▶ **TO DO**
Filter the records for lines holding the string "surface".

Source records:

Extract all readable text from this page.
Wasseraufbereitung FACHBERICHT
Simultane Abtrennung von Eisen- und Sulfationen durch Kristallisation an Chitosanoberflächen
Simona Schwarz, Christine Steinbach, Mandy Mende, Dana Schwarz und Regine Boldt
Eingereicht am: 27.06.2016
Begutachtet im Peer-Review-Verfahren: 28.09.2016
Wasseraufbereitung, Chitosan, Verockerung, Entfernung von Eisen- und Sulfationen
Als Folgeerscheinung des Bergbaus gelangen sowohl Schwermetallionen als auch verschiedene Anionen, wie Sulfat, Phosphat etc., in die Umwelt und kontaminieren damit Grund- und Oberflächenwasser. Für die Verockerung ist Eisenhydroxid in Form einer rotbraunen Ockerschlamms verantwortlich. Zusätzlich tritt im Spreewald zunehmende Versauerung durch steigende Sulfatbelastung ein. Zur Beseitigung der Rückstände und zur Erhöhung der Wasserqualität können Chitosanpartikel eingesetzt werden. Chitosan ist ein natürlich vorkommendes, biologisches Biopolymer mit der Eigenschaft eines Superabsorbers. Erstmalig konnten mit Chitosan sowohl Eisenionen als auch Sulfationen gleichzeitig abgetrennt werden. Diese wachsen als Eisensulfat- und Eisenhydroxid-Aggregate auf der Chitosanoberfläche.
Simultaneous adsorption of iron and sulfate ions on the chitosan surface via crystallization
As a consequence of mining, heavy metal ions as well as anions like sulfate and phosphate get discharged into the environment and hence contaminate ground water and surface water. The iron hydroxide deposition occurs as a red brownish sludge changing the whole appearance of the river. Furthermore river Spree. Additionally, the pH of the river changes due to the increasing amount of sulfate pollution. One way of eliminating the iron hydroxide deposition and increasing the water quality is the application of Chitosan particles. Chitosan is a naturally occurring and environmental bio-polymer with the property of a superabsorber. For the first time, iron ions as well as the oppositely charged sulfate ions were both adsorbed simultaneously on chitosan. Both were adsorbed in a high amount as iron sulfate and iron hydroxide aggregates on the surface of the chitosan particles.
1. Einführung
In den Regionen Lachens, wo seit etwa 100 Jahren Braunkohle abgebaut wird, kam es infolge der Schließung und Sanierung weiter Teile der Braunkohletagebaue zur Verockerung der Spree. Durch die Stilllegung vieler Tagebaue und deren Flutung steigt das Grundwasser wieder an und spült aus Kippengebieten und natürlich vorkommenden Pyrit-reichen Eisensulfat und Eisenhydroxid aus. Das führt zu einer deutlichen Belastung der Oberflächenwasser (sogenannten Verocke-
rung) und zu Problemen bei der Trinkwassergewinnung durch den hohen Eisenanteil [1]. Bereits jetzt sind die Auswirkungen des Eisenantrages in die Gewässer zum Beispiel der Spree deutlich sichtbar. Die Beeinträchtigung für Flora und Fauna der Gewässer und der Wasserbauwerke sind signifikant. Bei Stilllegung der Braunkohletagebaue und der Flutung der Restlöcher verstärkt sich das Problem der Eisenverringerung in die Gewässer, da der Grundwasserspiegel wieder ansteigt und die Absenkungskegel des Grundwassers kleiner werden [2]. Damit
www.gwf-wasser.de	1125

▶ **SOLUTION**
Simultaneous adsorption of iron and sulfate ions on the chitosan surface via crystallization
As a consequence of mining, heavy metal ions as well as anions like sulfate and phosphate get discharged into the environment and hence contaminate ground water and surface water. The iron hydroxide deposition occurs as a red brownish sludge changing the whole appearance of the river. Furthermore river Spree. Additionally, the pH of the river changes due to the increasing amount of sulfate pollution. One way of eliminating the iron hydroxide deposition and increasing the water quality is the application of Chitosan particles. Chitosan is a naturally occurring and environmental bio-polymer with the property of a superabsorber. For the first time, iron ions as well as the oppositely charged sulfate ions were both adsorbed simultaneously on chitosan. Both were adsorbed in a high amount as iron sulfate and iron hydroxide aggregates on the surface of the chitosan particles.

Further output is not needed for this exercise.